## DIRECTIVES
A. Reproduce a section of the passage on quantization verbatim, beginning at the words "In the following" and ending after the words "our own experience.".
B. Name every numeric precision format mentioned in the passage on quantization.
C. Using the passage on quantization, answer each of the following questions on its own line:
(i) In hybrid quantization, what is the alternative to having prior knowledge of the network's quantization-sensitive layers?
(ii) Which model is cited as having vastly different distributions in its branches?
(iii) With what are NVIDIA's best practices aggregated to form the rules of thumb for hyperparameter values?

## SOURCE TEXT
○ ○ ○ ○
While being easy to implement, naive quantization often results in a significant drop in model accuracy compared to the original floating-point model. This is because the same quantization method is applied to all operators, regardless of their sensitivity to quantization. In contrast, using more sophisticated quantization methods, such as hybrid or selective quantization gives better results in terms of latency and accuracy.

Hybrid Quantization

In hybrid quantization, some operators are quantized to INT8 precision, and some are left in mode representative data type like FP16 or FP32.

In order to do it, you have to have prior knowledge of the neural network structure and its quantization-sensitive layers, or you need to perform a sensitivity analysis: exclude layers one-by-one and watch the change in latency/accuracy.

Some blocks need special structure for successful conversion with inference frameworks like NVIDIA TensorRT. While its compiler can fuse Conv-BN-ReLU, it requires special consideration with Conv-BN-Add sequence, adding one more quantizer to the other input of Add operation. That is especially prominent, with residual connections that are in the majority of modern CNNs, especially ResNet. The whole sequence of operators will not be quantized if there is a non-quantized addition somewhere, and the latency will be worse.

Selective Quantization

In selective quantization, some operators are quantized to INT8 precision, with different calibration methods and different granularity (per channel or per tensor), residuals are quantized to INT8, as well as sensitive and non-friendly layers remain in FP16 precision. Additionally, with selective quantization, we can change whole parts of the model to better suit quantization. This type gives users the most flexibility in the selection of quantization parameters for different types of the network to maximize accuracy and minimize latency simultaneously.

For example, models, like RepVGG, have vastly different distributions in their branches, so it is usually better to quantize different layers with different calibrations in mind. Some will be better with max calibration, and others will have outliers and are better with percentile to remove them – so we can use different calibrators for different layers. Activation distributions are different and different calibrators are needed for weights and activations.

Why use selective quantization?

Some layers are sensitive – accuracy will drop dramatically
Some operator sequences are not friendly for INT8 – latency will not improve, and might even get worse!
Some blocks need a special structure for successful conversion with inference frameworks like TensorRT
Activation distributions are different and different calibrators are needed for weights and activations

Best Practices: How to Achieve FP32 Accuracy with INT8 Inference Speed

After learning about the various factors to address when quantizing your models. Now let’s deep dive into some essential best practices to follow when applying quantization to deep learning models to achieve the desired level of accuracy and performance.

These practices include carefully selecting the appropriate quantization method, identifying sensitive layers, and fine-tuning your models using quantization-aware training. Additionally, there are several hyperparameters that should be carefully tuned to ensure that your quantized model performs optimally.

In the following section, we’ll discuss some rules of thumb for hyperparameter values for your quantization procedure, which are an aggregation of NVIDIA’s best practices together with our own experience.
○ ○ ○ ○
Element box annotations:

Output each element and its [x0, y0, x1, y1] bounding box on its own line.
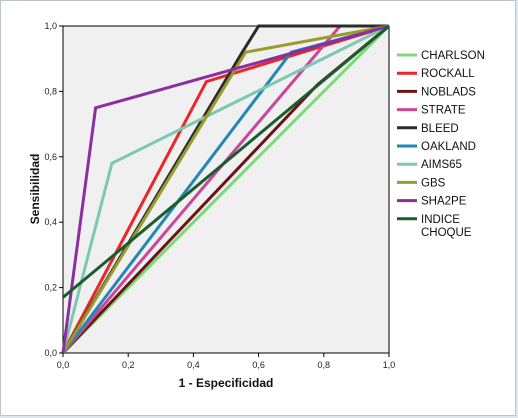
legend-label: GBS: [421, 177, 446, 189]
y-tick-label: 0,6: [44, 152, 57, 162]
x-tick-label: 0,4: [187, 360, 200, 370]
series-line-rockall: [61, 24, 390, 354]
x-tick-label: 1,0: [383, 360, 396, 370]
legend-label: OAKLAND: [421, 141, 476, 153]
x-tick-label: 0,2: [122, 360, 135, 370]
legend-label: CHOQUE: [421, 227, 472, 239]
series-line-indice-choque: [62, 24, 390, 299]
legend-label: ROCKALL: [421, 68, 475, 80]
series-line-charlson: [61, 24, 391, 355]
legend-label: INDICE: [421, 214, 460, 226]
x-tick-label: 0,0: [57, 360, 70, 370]
legend-label: SHA2PE: [421, 196, 467, 208]
y-tick-label: 0,8: [44, 86, 57, 96]
series-group: [61, 24, 391, 355]
series-line-aims65: [61, 24, 390, 354]
x-tick-label: 0,6: [252, 360, 265, 370]
legend-label: BLEED: [421, 123, 459, 135]
legend-label: NOBLADS: [421, 86, 476, 98]
legend: CHARLSON ROCKALL NOBLADS STRATE BLEED OAKLAND…: [397, 50, 485, 239]
x-axis-title: 1 - Especificidad: [179, 376, 274, 390]
y-tick-label: 0,0: [44, 348, 57, 358]
y-tick-label: 0,2: [44, 283, 57, 293]
y-axis-title: Sensibilidad: [28, 154, 42, 225]
legend-label: STRATE: [421, 105, 466, 117]
legend-label: CHARLSON: [421, 50, 485, 62]
series-line-gbs: [61, 24, 390, 354]
legend-label: AIMS65: [421, 159, 462, 171]
series-line-sha2pe: [61, 24, 390, 354]
axes-group: 0,0 0,2 0,4 0,6 0,8 1,0 0,0 0,2 0,4 0,6 0,8 1,0: [44, 21, 395, 370]
x-tick-label: 0,8: [318, 360, 331, 370]
y-tick-label: 1,0: [44, 21, 57, 31]
y-tick-label: 0,4: [44, 217, 57, 227]
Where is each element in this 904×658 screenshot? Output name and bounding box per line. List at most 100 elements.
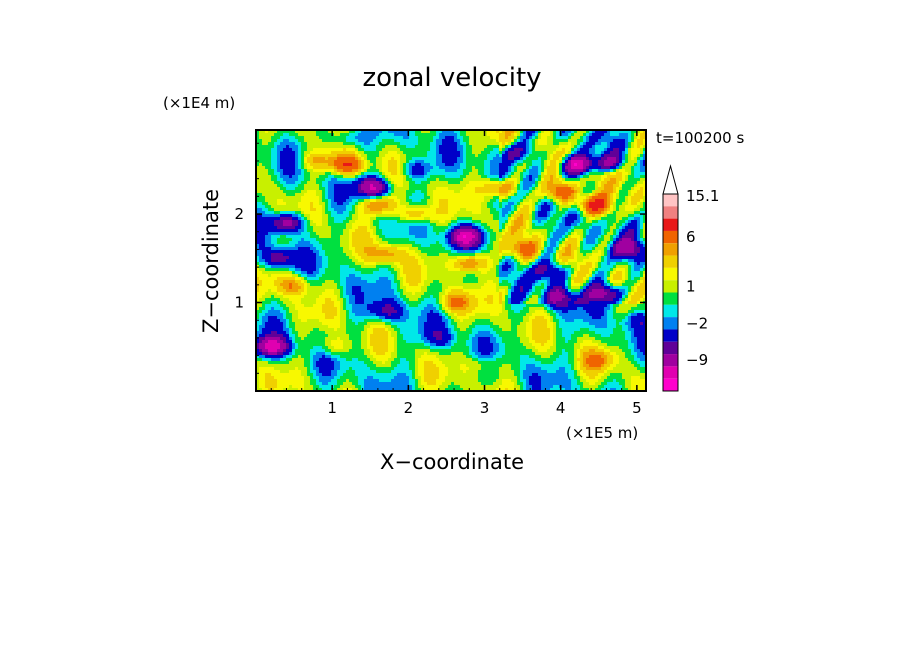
heat-cell (580, 145, 583, 148)
heat-cell (616, 145, 619, 148)
heat-cell (289, 145, 292, 148)
heat-cell (370, 214, 373, 217)
heat-cell (373, 169, 376, 172)
heat-cell (436, 196, 439, 199)
heat-cell (598, 226, 601, 229)
heat-cell (265, 163, 268, 166)
heat-cell (352, 244, 355, 247)
heat-cell (337, 142, 340, 145)
heat-cell (373, 235, 376, 238)
heat-cell (445, 148, 448, 151)
heat-cell (427, 205, 430, 208)
heat-cell (481, 205, 484, 208)
heat-cell (397, 229, 400, 232)
heat-cell (601, 196, 604, 199)
heat-cell (328, 196, 331, 199)
heat-cell (268, 223, 271, 226)
heat-cell (340, 148, 343, 151)
heat-cell (406, 136, 409, 139)
heat-cell (421, 220, 424, 223)
heat-cell (538, 232, 541, 235)
heat-cell (553, 232, 556, 235)
heat-cell (553, 202, 556, 205)
heat-cell (445, 151, 448, 154)
heat-cell (460, 226, 463, 229)
heat-cell (433, 151, 436, 154)
heat-cell (565, 232, 568, 235)
heat-cell (643, 208, 646, 211)
heat-cell (427, 232, 430, 235)
heat-cell (460, 187, 463, 190)
heat-cell (637, 181, 640, 184)
heat-cell (541, 196, 544, 199)
heat-cell (466, 214, 469, 217)
heat-cell (448, 133, 451, 136)
heat-cell (538, 214, 541, 217)
heat-cell (643, 133, 646, 136)
heat-cell (370, 238, 373, 241)
heat-cell (370, 181, 373, 184)
heat-cell (298, 241, 301, 244)
heat-cell (409, 151, 412, 154)
heat-cell (547, 241, 550, 244)
heat-cell (361, 208, 364, 211)
heat-cell (538, 172, 541, 175)
heat-cell (568, 193, 571, 196)
heat-cell (274, 163, 277, 166)
heat-cell (307, 202, 310, 205)
heat-cell (277, 223, 280, 226)
heat-cell (424, 193, 427, 196)
heat-cell (292, 169, 295, 172)
heat-cell (592, 154, 595, 157)
heat-cell (529, 163, 532, 166)
heat-cell (595, 139, 598, 142)
heat-cell (631, 199, 634, 202)
heat-cell (538, 217, 541, 220)
heat-cell (619, 229, 622, 232)
heat-cell (502, 223, 505, 226)
heat-cell (358, 181, 361, 184)
heat-cell (349, 160, 352, 163)
heat-cell (526, 214, 529, 217)
heat-cell (445, 223, 448, 226)
heat-cell (421, 226, 424, 229)
heat-cell (640, 133, 643, 136)
heat-cell (526, 199, 529, 202)
heat-cell (430, 223, 433, 226)
heat-cell (328, 148, 331, 151)
heat-cell (493, 232, 496, 235)
heat-cell (352, 208, 355, 211)
heat-cell (634, 223, 637, 226)
heat-cell (460, 211, 463, 214)
heat-cell (493, 241, 496, 244)
heat-cell (424, 220, 427, 223)
heat-cell (421, 151, 424, 154)
heat-cell (394, 142, 397, 145)
heat-cell (607, 169, 610, 172)
heat-cell (514, 160, 517, 163)
heat-cell (286, 223, 289, 226)
heat-cell (598, 142, 601, 145)
heat-cell (520, 175, 523, 178)
heat-cell (514, 133, 517, 136)
heat-cell (517, 241, 520, 244)
heat-cell (514, 187, 517, 190)
heat-cell (589, 148, 592, 151)
heat-cell (328, 154, 331, 157)
heat-cell (637, 214, 640, 217)
heat-cell (436, 178, 439, 181)
heat-cell (298, 157, 301, 160)
heat-cell (544, 163, 547, 166)
heat-cell (364, 136, 367, 139)
heat-cell (484, 241, 487, 244)
heat-cell (568, 232, 571, 235)
heat-cell (292, 235, 295, 238)
heat-cell (271, 139, 274, 142)
heat-cell (418, 244, 421, 247)
heat-cell (634, 232, 637, 235)
heat-cell (445, 142, 448, 145)
heat-cell (436, 130, 439, 133)
heat-cell (478, 145, 481, 148)
heat-cell (256, 196, 259, 199)
heat-cell (274, 229, 277, 232)
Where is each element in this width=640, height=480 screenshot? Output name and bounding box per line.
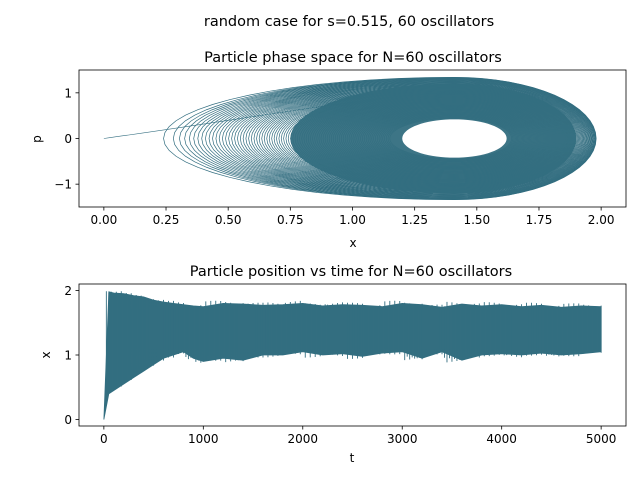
- phase-space-xtick-label: 0.25: [153, 213, 180, 227]
- phase-space-title: Particle phase space for N=60 oscillator…: [204, 50, 502, 66]
- phase-space-xtick-label: 1.50: [463, 213, 490, 227]
- phase-space-orbit: [245, 84, 584, 193]
- phase-space-orbit: [225, 81, 589, 196]
- phase-space-orbit: [239, 83, 586, 194]
- phase-space-orbit: [231, 82, 588, 195]
- phase-space-orbit: [205, 79, 593, 198]
- phase-space-orbit: [208, 79, 593, 198]
- position-time-xtick-label: 5000: [586, 432, 617, 446]
- phase-space-ytick-label: 0: [64, 132, 72, 146]
- position-time-ytick-label: 1: [64, 349, 72, 363]
- phase-space-xtick-label: 0.50: [215, 213, 242, 227]
- phase-space-ytick-label: 1: [64, 86, 72, 100]
- phase-space-xtick-label: 1.00: [339, 213, 366, 227]
- position-time-ytick-label: 0: [64, 413, 72, 427]
- position-time-xtick-label: 3000: [387, 432, 418, 446]
- position-time-x-ticks: 0 1000 2000 3000 4000 5000: [100, 426, 616, 446]
- position-time-oscillation-lines: [105, 291, 602, 395]
- phase-space-ylabel: p: [30, 135, 44, 143]
- phase-space-xtick-label: 1.75: [526, 213, 553, 227]
- position-time-y-ticks: 0 1 2: [64, 284, 79, 427]
- position-time-ytick-label: 2: [64, 284, 72, 298]
- phase-space-orbit: [242, 83, 585, 194]
- position-time-xtick-label: 2000: [287, 432, 318, 446]
- phase-space-orbit: [237, 82, 586, 195]
- position-time-xtick-label: 0: [100, 432, 108, 446]
- phase-space-ytick-label: −1: [54, 178, 72, 192]
- phase-space-y-ticks: −1 0 1: [54, 86, 79, 192]
- phase-space-x-ticks: 0.00 0.25 0.50 0.75 1.00 1.25 1.50 1.75 2.00: [91, 207, 615, 227]
- phase-space-xtick-label: 0.75: [277, 213, 304, 227]
- phase-space-orbit: [234, 82, 587, 195]
- phase-space-axes: Particle phase space for N=60 oscillator…: [30, 50, 627, 250]
- phase-space-xlabel: x: [349, 236, 356, 250]
- figure-suptitle: random case for s=0.515, 60 oscillators: [204, 14, 494, 30]
- phase-space-orbit: [222, 81, 590, 196]
- position-time-title: Particle position vs time for N=60 oscil…: [190, 264, 512, 280]
- phase-space-xtick-label: 1.25: [401, 213, 428, 227]
- phase-space-dense-band: [290, 83, 577, 194]
- position-time-xtick-label: 4000: [486, 432, 517, 446]
- phase-space-orbit: [212, 79, 592, 198]
- phase-space-orbit: [228, 81, 589, 196]
- phase-space-xtick-label: 0.00: [91, 213, 118, 227]
- phase-space-orbit: [215, 80, 591, 197]
- position-time-plot-area: [103, 291, 602, 420]
- phase-space-xtick-label: 2.00: [588, 213, 615, 227]
- phase-space-orbit: [218, 80, 591, 197]
- position-time-xlabel: t: [350, 451, 355, 465]
- position-time-xtick-label: 1000: [188, 432, 219, 446]
- position-time-ylabel: x: [39, 351, 53, 358]
- position-time-axes: Particle position vs time for N=60 oscil…: [39, 264, 627, 465]
- phase-space-plot-area: [103, 76, 597, 201]
- phase-space-orbit: [201, 78, 594, 199]
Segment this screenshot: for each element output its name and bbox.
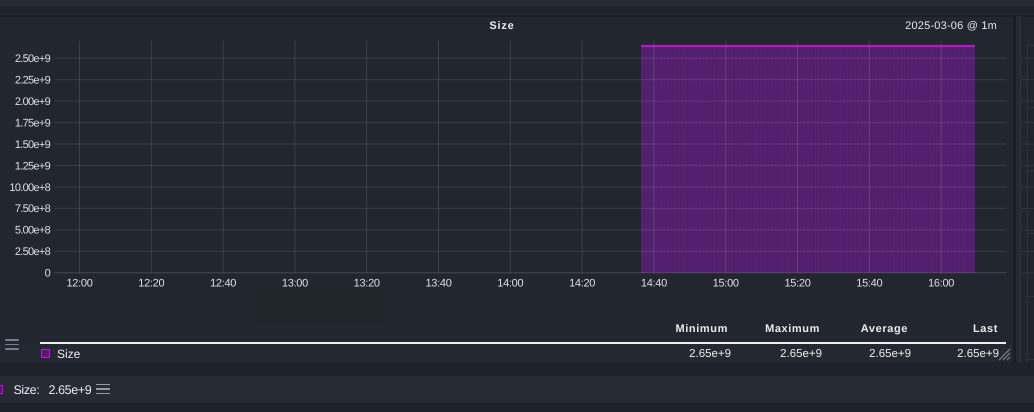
○ ○ ○ ○
## ANSWERS PER TASK
A.
In the following section, we’ll discuss some rules of thumb for hyperparameter values for your quantization procedure, which are an aggregation of NVIDIA’s best practices together with our own experience.

B. INT8, FP16, FP32

C.
(i) Performing a sensitivity analysis: excluding layers one by one and watching the change in latency/accuracy.
(ii) RepVGG.
(iii) The writers' own experience.